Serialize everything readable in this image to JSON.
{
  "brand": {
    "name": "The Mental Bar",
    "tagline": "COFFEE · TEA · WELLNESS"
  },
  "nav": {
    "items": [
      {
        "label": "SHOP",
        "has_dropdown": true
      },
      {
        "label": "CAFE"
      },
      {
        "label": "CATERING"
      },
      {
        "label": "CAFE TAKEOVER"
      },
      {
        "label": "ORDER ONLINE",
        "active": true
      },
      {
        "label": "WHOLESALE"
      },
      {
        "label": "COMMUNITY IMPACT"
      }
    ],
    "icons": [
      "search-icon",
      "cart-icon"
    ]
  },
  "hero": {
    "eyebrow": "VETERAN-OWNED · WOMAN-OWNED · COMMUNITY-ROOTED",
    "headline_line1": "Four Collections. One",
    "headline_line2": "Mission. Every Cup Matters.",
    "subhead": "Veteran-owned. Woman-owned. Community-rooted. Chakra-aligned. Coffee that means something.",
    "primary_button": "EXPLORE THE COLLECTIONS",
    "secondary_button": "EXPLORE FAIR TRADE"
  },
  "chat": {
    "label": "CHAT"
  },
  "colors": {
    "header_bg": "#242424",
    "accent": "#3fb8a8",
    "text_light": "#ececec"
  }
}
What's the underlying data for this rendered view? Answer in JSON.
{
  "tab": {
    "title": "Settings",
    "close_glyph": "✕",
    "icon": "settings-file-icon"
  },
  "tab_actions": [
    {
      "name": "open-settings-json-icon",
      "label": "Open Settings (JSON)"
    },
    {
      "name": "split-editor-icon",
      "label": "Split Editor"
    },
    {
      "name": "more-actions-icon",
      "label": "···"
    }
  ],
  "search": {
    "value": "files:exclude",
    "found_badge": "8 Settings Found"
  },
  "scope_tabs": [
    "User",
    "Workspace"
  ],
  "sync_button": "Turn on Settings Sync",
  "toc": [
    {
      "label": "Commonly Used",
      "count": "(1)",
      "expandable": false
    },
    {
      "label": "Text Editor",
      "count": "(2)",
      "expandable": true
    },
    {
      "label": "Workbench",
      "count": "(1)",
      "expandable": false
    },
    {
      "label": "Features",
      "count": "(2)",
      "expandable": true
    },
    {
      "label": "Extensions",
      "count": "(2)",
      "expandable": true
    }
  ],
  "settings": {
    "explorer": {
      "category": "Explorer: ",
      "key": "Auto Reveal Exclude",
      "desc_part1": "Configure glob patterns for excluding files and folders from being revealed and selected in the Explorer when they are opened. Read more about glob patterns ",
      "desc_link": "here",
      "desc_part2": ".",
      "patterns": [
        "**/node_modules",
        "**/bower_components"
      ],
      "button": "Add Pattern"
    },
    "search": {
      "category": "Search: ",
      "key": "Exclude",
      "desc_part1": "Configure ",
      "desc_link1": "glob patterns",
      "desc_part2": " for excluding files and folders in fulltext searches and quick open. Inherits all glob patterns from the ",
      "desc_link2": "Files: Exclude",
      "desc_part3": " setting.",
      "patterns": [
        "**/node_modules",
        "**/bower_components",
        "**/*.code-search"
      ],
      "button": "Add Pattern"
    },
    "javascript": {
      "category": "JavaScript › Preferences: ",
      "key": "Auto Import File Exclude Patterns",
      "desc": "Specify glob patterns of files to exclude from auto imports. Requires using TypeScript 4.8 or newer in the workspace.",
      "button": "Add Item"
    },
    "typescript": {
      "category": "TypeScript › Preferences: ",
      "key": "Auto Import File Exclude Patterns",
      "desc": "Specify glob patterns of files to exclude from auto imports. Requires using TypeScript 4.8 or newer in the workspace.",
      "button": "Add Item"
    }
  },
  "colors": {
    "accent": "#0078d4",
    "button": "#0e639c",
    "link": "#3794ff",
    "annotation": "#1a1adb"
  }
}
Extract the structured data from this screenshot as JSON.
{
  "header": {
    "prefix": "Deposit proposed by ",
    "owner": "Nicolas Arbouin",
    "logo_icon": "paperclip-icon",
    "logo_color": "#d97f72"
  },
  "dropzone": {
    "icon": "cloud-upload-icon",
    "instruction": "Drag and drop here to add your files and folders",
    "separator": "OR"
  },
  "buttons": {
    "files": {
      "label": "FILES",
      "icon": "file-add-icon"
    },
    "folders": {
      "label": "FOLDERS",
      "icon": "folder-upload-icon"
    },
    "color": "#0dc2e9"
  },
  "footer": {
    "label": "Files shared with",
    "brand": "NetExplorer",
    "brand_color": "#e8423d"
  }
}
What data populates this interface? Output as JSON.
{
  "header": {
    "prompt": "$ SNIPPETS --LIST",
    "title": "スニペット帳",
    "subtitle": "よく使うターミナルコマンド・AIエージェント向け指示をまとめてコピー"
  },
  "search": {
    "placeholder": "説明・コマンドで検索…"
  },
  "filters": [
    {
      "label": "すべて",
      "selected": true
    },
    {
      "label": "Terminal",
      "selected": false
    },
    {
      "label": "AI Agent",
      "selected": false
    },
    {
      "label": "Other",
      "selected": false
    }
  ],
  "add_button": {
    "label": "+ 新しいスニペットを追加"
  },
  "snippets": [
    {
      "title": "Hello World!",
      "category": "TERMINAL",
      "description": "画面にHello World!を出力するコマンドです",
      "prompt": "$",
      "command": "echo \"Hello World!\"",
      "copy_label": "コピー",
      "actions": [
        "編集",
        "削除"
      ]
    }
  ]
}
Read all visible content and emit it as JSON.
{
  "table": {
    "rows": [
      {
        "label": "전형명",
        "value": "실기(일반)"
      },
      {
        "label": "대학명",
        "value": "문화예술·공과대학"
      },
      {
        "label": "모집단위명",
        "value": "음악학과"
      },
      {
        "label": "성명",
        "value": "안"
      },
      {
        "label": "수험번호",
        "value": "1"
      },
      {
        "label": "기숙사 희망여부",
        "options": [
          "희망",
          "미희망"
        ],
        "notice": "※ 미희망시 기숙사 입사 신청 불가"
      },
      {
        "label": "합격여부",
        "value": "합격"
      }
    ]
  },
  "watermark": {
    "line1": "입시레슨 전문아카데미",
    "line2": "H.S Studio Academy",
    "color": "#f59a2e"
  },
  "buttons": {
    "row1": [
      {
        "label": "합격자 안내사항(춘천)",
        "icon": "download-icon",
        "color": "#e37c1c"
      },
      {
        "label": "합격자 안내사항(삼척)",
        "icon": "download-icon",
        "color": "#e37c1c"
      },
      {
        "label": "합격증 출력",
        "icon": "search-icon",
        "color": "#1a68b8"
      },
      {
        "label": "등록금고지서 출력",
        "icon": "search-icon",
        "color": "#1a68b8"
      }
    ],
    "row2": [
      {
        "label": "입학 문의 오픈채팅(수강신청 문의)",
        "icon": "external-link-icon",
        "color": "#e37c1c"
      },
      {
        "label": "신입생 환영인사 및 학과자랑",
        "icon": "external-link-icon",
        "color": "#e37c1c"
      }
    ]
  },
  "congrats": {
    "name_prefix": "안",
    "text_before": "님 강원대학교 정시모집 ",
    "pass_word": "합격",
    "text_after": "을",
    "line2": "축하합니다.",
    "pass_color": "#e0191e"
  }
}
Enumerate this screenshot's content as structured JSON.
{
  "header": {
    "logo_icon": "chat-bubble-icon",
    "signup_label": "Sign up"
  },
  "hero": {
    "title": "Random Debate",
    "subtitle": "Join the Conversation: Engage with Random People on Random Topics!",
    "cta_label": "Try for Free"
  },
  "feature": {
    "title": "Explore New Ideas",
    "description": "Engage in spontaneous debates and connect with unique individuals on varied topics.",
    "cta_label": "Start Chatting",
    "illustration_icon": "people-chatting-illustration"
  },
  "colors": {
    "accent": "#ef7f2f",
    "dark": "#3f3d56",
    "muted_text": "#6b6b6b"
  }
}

···

Aim of the exercise.
Give an exact repetition of all the material.

Reply.
Serialize everything readable in this image to JSON.
{
  "brand": {
    "name": "The Mental Bar",
    "tagline": "COFFEE · TEA · WELLNESS"
  },
  "nav": {
    "items": [
      {
        "label": "SHOP",
        "has_dropdown": true
      },
      {
        "label": "CAFE"
      },
      {
        "label": "CATERING"
      },
      {
        "label": "CAFE TAKEOVER"
      },
      {
        "label": "ORDER ONLINE",
        "active": true
      },
      {
        "label": "WHOLESALE"
      },
      {
        "label": "COMMUNITY IMPACT"
      }
    ],
    "icons": [
      "search-icon",
      "cart-icon"
    ]
  },
  "hero": {
    "eyebrow": "VETERAN-OWNED · WOMAN-OWNED · COMMUNITY-ROOTED",
    "headline_line1": "Four Collections. One",
    "headline_line2": "Mission. Every Cup Matters.",
    "subhead": "Veteran-owned. Woman-owned. Community-rooted. Chakra-aligned. Coffee that means something.",
    "primary_button": "EXPLORE THE COLLECTIONS",
    "secondary_button": "EXPLORE FAIR TRADE"
  },
  "chat": {
    "label": "CHAT"
  },
  "colors": {
    "header_bg": "#242424",
    "accent": "#3fb8a8",
    "text_light": "#ececec"
  }
}
What's the underlying data for this rendered view? Answer in JSON.
{
  "tab": {
    "title": "Settings",
    "close_glyph": "✕",
    "icon": "settings-file-icon"
  },
  "tab_actions": [
    {
      "name": "open-settings-json-icon",
      "label": "Open Settings (JSON)"
    },
    {
      "name": "split-editor-icon",
      "label": "Split Editor"
    },
    {
      "name": "more-actions-icon",
      "label": "···"
    }
  ],
  "search": {
    "value": "files:exclude",
    "found_badge": "8 Settings Found"
  },
  "scope_tabs": [
    "User",
    "Workspace"
  ],
  "sync_button": "Turn on Settings Sync",
  "toc": [
    {
      "label": "Commonly Used",
      "count": "(1)",
      "expandable": false
    },
    {
      "label": "Text Editor",
      "count": "(2)",
      "expandable": true
    },
    {
      "label": "Workbench",
      "count": "(1)",
      "expandable": false
    },
    {
      "label": "Features",
      "count": "(2)",
      "expandable": true
    },
    {
      "label": "Extensions",
      "count": "(2)",
      "expandable": true
    }
  ],
  "settings": {
    "explorer": {
      "category": "Explorer: ",
      "key": "Auto Reveal Exclude",
      "desc_part1": "Configure glob patterns for excluding files and folders from being revealed and selected in the Explorer when they are opened. Read more about glob patterns ",
      "desc_link": "here",
      "desc_part2": ".",
      "patterns": [
        "**/node_modules",
        "**/bower_components"
      ],
      "button": "Add Pattern"
    },
    "search": {
      "category": "Search: ",
      "key": "Exclude",
      "desc_part1": "Configure ",
      "desc_link1": "glob patterns",
      "desc_part2": " for excluding files and folders in fulltext searches and quick open. Inherits all glob patterns from the ",
      "desc_link2": "Files: Exclude",
      "desc_part3": " setting.",
      "patterns": [
        "**/node_modules",
        "**/bower_components",
        "**/*.code-search"
      ],
      "button": "Add Pattern"
    },
    "javascript": {
      "category": "JavaScript › Preferences: ",
      "key": "Auto Import File Exclude Patterns",
      "desc": "Specify glob patterns of files to exclude from auto imports. Requires using TypeScript 4.8 or newer in the workspace.",
      "button": "Add Item"
    },
    "typescript": {
      "category": "TypeScript › Preferences: ",
      "key": "Auto Import File Exclude Patterns",
      "desc": "Specify glob patterns of files to exclude from auto imports. Requires using TypeScript 4.8 or newer in the workspace.",
      "button": "Add Item"
    }
  },
  "colors": {
    "accent": "#0078d4",
    "button": "#0e639c",
    "link": "#3794ff",
    "annotation": "#1a1adb"
  }
}
Extract the structured data from this screenshot as JSON.
{
  "header": {
    "prefix": "Deposit proposed by ",
    "owner": "Nicolas Arbouin",
    "logo_icon": "paperclip-icon",
    "logo_color": "#d97f72"
  },
  "dropzone": {
    "icon": "cloud-upload-icon",
    "instruction": "Drag and drop here to add your files and folders",
    "separator": "OR"
  },
  "buttons": {
    "files": {
      "label": "FILES",
      "icon": "file-add-icon"
    },
    "folders": {
      "label": "FOLDERS",
      "icon": "folder-upload-icon"
    },
    "color": "#0dc2e9"
  },
  "footer": {
    "label": "Files shared with",
    "brand": "NetExplorer",
    "brand_color": "#e8423d"
  }
}
What data populates this interface? Output as JSON.
{
  "header": {
    "prompt": "$ SNIPPETS --LIST",
    "title": "スニペット帳",
    "subtitle": "よく使うターミナルコマンド・AIエージェント向け指示をまとめてコピー"
  },
  "search": {
    "placeholder": "説明・コマンドで検索…"
  },
  "filters": [
    {
      "label": "すべて",
      "selected": true
    },
    {
      "label": "Terminal",
      "selected": false
    },
    {
      "label": "AI Agent",
      "selected": false
    },
    {
      "label": "Other",
      "selected": false
    }
  ],
  "add_button": {
    "label": "+ 新しいスニペットを追加"
  },
  "snippets": [
    {
      "title": "Hello World!",
      "category": "TERMINAL",
      "description": "画面にHello World!を出力するコマンドです",
      "prompt": "$",
      "command": "echo \"Hello World!\"",
      "copy_label": "コピー",
      "actions": [
        "編集",
        "削除"
      ]
    }
  ]
}
Read all visible content and emit it as JSON.
{
  "table": {
    "rows": [
      {
        "label": "전형명",
        "value": "실기(일반)"
      },
      {
        "label": "대학명",
        "value": "문화예술·공과대학"
      },
      {
        "label": "모집단위명",
        "value": "음악학과"
      },
      {
        "label": "성명",
        "value": "안"
      },
      {
        "label": "수험번호",
        "value": "1"
      },
      {
        "label": "기숙사 희망여부",
        "options": [
          "희망",
          "미희망"
        ],
        "notice": "※ 미희망시 기숙사 입사 신청 불가"
      },
      {
        "label": "합격여부",
        "value": "합격"
      }
    ]
  },
  "watermark": {
    "line1": "입시레슨 전문아카데미",
    "line2": "H.S Studio Academy",
    "color": "#f59a2e"
  },
  "buttons": {
    "row1": [
      {
        "label": "합격자 안내사항(춘천)",
        "icon": "download-icon",
        "color": "#e37c1c"
      },
      {
        "label": "합격자 안내사항(삼척)",
        "icon": "download-icon",
        "color": "#e37c1c"
      },
      {
        "label": "합격증 출력",
        "icon": "search-icon",
        "color": "#1a68b8"
      },
      {
        "label": "등록금고지서 출력",
        "icon": "search-icon",
        "color": "#1a68b8"
      }
    ],
    "row2": [
      {
        "label": "입학 문의 오픈채팅(수강신청 문의)",
        "icon": "external-link-icon",
        "color": "#e37c1c"
      },
      {
        "label": "신입생 환영인사 및 학과자랑",
        "icon": "external-link-icon",
        "color": "#e37c1c"
      }
    ]
  },
  "congrats": {
    "name_prefix": "안",
    "text_before": "님 강원대학교 정시모집 ",
    "pass_word": "합격",
    "text_after": "을",
    "line2": "축하합니다.",
    "pass_color": "#e0191e"
  }
}
Enumerate this screenshot's content as structured JSON.
{
  "header": {
    "logo_icon": "chat-bubble-icon",
    "signup_label": "Sign up"
  },
  "hero": {
    "title": "Random Debate",
    "subtitle": "Join the Conversation: Engage with Random People on Random Topics!",
    "cta_label": "Try for Free"
  },
  "feature": {
    "title": "Explore New Ideas",
    "description": "Engage in spontaneous debates and connect with unique individuals on varied topics.",
    "cta_label": "Start Chatting",
    "illustration_icon": "people-chatting-illustration"
  },
  "colors": {
    "accent": "#ef7f2f",
    "dark": "#3f3d56",
    "muted_text": "#6b6b6b"
  }
}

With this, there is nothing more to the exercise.